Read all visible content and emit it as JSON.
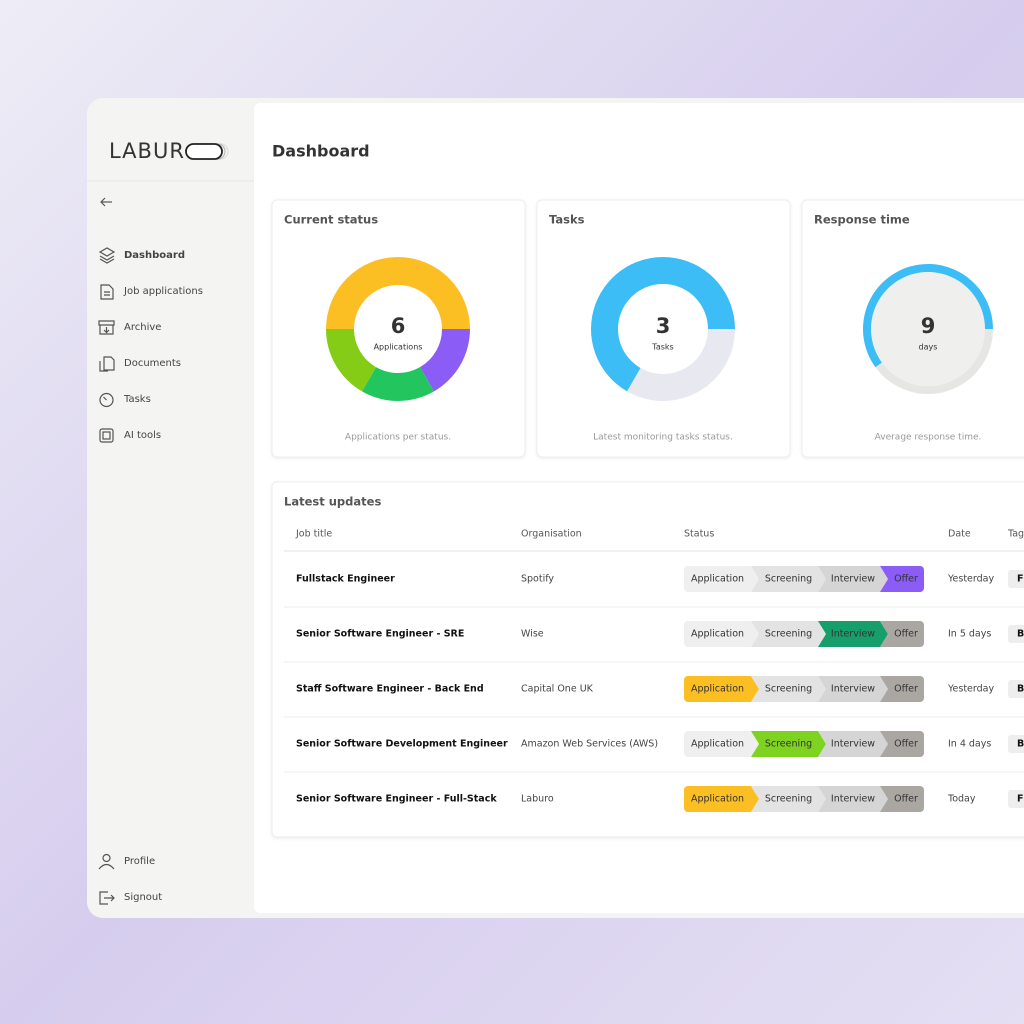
{
  "sidebar": {
    "brand": "LABUR",
    "nav": [
      "Dashboard",
      "Job applications",
      "Archive",
      "Documents",
      "Tasks",
      "AI tools"
    ],
    "footer_nav": [
      "Profile",
      "Signout"
    ]
  },
  "header": {
    "title": "Dashboard"
  },
  "cards": [
    {
      "title": "Current status",
      "value": 6,
      "unit": "Applications",
      "caption": "Applications per status.",
      "segments": [
        {
          "value": 3,
          "color": "#fbbf24"
        },
        {
          "value": 1,
          "color": "#8b5cf6"
        },
        {
          "value": 1,
          "color": "#22c55e"
        },
        {
          "value": 1,
          "color": "#84cc16"
        }
      ]
    },
    {
      "title": "Tasks",
      "value": 3,
      "unit": "Tasks",
      "caption": "Latest monitoring tasks status.",
      "segments": [
        {
          "value": 1,
          "color": "#e8e8f0"
        },
        {
          "value": 2,
          "color": "#3dbdf5"
        }
      ]
    },
    {
      "title": "Response time",
      "value": 9,
      "unit": "days",
      "caption": "Average response time.",
      "segments": [
        {
          "value": 40,
          "color": "#e6e6e4"
        },
        {
          "value": 60,
          "color": "#3dbdf5"
        }
      ]
    }
  ],
  "updates": {
    "title": "Latest updates",
    "columns": [
      "Job title",
      "Organisation",
      "Status",
      "Date",
      "Tag"
    ],
    "stages": [
      "Application",
      "Screening",
      "Interview",
      "Offer"
    ],
    "rows": [
      {
        "job": "Fullstack Engineer",
        "org": "Spotify",
        "stage": 3,
        "color": "#8b5cf6",
        "date": "Yesterday",
        "tag": "F"
      },
      {
        "job": "Senior Software Engineer - SRE",
        "org": "Wise",
        "stage": 2,
        "color": "#169e6b",
        "date": "In 5 days",
        "tag": "B"
      },
      {
        "job": "Staff Software Engineer - Back End",
        "org": "Capital One UK",
        "stage": 0,
        "color": "#fbbf24",
        "date": "Yesterday",
        "tag": "B"
      },
      {
        "job": "Senior Software Development Engineer",
        "org": "Amazon Web Services (AWS)",
        "stage": 1,
        "color": "#7ed321",
        "date": "In 4 days",
        "tag": "B"
      },
      {
        "job": "Senior Software Engineer - Full-Stack",
        "org": "Laburo",
        "stage": 0,
        "color": "#fbbf24",
        "date": "Today",
        "tag": "F"
      }
    ]
  }
}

**Your objective**
Check each line above for "title" and return the ones that have it.

**Result of the exercise**
    "title": "Dashboard"
      "title": "Current status",
      "title": "Tasks",
      "title": "Response time",
    "title": "Latest updates",
      "Job title",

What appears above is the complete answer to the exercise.